▶ [Problem details] Copy out all lines where "JSON" appears.

▶ [Records provided]
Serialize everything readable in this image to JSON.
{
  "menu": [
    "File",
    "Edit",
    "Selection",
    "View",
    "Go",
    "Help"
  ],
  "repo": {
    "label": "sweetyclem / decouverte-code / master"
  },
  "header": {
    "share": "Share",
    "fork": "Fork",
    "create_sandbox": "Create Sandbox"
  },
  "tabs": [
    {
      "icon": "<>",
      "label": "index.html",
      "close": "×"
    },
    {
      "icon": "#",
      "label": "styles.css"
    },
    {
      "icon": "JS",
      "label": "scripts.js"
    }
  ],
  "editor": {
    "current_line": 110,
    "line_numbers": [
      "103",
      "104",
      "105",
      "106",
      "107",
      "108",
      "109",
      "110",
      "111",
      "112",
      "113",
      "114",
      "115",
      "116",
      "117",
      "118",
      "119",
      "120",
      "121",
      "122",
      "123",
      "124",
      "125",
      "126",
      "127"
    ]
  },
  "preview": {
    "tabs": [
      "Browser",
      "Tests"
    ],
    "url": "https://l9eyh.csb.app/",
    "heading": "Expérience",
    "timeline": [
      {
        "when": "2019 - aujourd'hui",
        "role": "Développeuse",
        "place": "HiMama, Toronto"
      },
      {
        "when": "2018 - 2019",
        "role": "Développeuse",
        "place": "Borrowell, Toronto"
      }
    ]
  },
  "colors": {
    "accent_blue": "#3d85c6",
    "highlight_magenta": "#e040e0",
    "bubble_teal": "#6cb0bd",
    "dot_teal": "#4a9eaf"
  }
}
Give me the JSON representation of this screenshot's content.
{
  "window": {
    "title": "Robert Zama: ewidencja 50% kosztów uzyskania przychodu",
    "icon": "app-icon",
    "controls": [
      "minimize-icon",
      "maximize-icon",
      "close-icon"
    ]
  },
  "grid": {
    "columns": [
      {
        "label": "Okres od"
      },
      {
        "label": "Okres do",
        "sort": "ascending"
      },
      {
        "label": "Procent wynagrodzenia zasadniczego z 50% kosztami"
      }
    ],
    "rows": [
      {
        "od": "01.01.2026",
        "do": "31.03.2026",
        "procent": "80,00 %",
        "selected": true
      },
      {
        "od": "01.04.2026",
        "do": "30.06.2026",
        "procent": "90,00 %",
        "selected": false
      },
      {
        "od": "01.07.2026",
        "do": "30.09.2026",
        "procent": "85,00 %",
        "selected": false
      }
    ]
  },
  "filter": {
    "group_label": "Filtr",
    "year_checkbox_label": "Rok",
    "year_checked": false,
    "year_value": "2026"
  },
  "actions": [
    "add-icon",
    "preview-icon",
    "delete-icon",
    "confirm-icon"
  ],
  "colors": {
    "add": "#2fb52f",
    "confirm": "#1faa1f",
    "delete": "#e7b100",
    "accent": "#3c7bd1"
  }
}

▶ [The completed task]
Serialize everything readable in this image to JSON.
Give me the JSON representation of this screenshot's content.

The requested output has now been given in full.